> **Data for this exercise**:

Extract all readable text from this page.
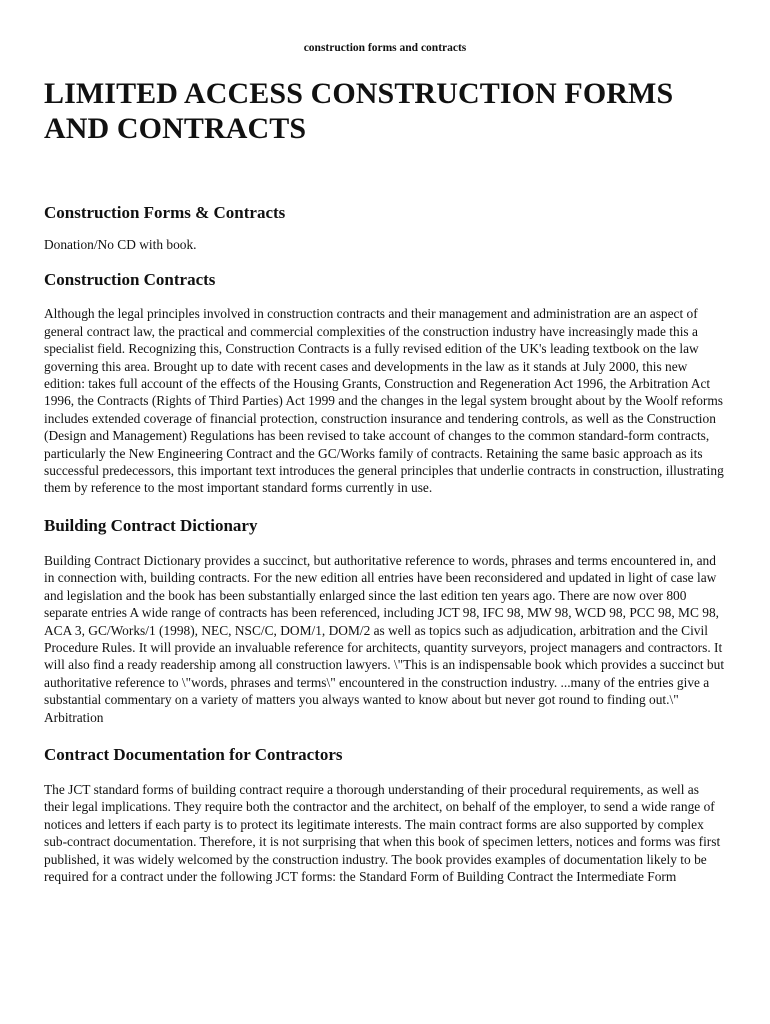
construction forms and contracts
LIMITED ACCESS CONSTRUCTION FORMS AND CONTRACTS
Construction Forms & Contracts

Donation/No CD with book.

Construction Contracts

Although the legal principles involved in construction contracts and their management and administration are an aspect of general contract law, the practical and commercial complexities of the construction industry have increasingly made this a specialist field. Recognizing this, Construction Contracts is a fully revised edition of the UK's leading textbook on the law governing this area. Brought up to date with recent cases and developments in the law as it stands at July 2000, this new edition: takes full account of the effects of the Housing Grants, Construction and Regeneration Act 1996, the Arbitration Act 1996, the Contracts (Rights of Third Parties) Act 1999 and the changes in the legal system brought about by the Woolf reforms includes extended coverage of financial protection, construction insurance and tendering controls, as well as the Construction (Design and Management) Regulations has been revised to take account of changes to the common standard-form contracts, particularly the New Engineering Contract and the GC/Works family of contracts. Retaining the same basic approach as its successful predecessors, this important text introduces the general principles that underlie contracts in construction, illustrating them by reference to the most important standard forms currently in use.

Building Contract Dictionary

Building Contract Dictionary provides a succinct, but authoritative reference to words, phrases and terms encountered in, and in connection with, building contracts. For the new edition all entries have been reconsidered and updated in light of case law and legislation and the book has been substantially enlarged since the last edition ten years ago. There are now over 800 separate entries A wide range of contracts has been referenced, including JCT 98, IFC 98, MW 98, WCD 98, PCC 98, MC 98, ACA 3, GC/Works/1 (1998), NEC, NSC/C, DOM/1, DOM/2 as well as topics such as adjudication, arbitration and the Civil Procedure Rules. It will provide an invaluable reference for architects, quantity surveyors, project managers and contractors. It will also find a ready readership among all construction lawyers. \"This is an indispensable book which provides a succinct but authoritative reference to \"words, phrases and terms\" encountered in the construction industry. ...many of the entries give a substantial commentary on a variety of matters you always wanted to know about but never got round to finding out.\" Arbitration

Contract Documentation for Contractors

The JCT standard forms of building contract require a thorough understanding of their procedural requirements, as well as their legal implications. They require both the contractor and the architect, on behalf of the employer, to send a wide range of notices and letters if each party is to protect its legitimate interests. The main contract forms are also supported by complex sub-contract documentation. Therefore, it is not surprising that when this book of specimen letters, notices and forms was first published, it was widely welcomed by the construction industry. The book provides examples of documentation likely to be required for a contract under the following JCT forms: the Standard Form of Building Contract the Intermediate Form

> **Brief**: Identify the lines that contain the string "Dictionary", and copy every one of them.

> **Response below**:
Building Contract Dictionary
Building Contract Dictionary provides a succinct, but authoritative reference to words, phrases and terms encountered in, and in connection with, building contracts. For the new edition all entries have been reconsidered and updated in light of case law and legislation and the book has been substantially enlarged since the last edition ten years ago. There are now over 800 separate entries A wide range of contracts has been referenced, including JCT 98, IFC 98, MW 98, WCD 98, PCC 98, MC 98, ACA 3, GC/Works/1 (1998), NEC, NSC/C, DOM/1, DOM/2 as well as topics such as adjudication, arbitration and the Civil Procedure Rules. It will provide an invaluable reference for architects, quantity surveyors, project managers and contractors. It will also find a ready readership among all construction lawyers. \"This is an indispensable book which provides a succinct but authoritative reference to \"words, phrases and terms\" encountered in the construction industry. ...many of the entries give a substantial commentary on a variety of matters you always wanted to know about but never got round to finding out.\" Arbitration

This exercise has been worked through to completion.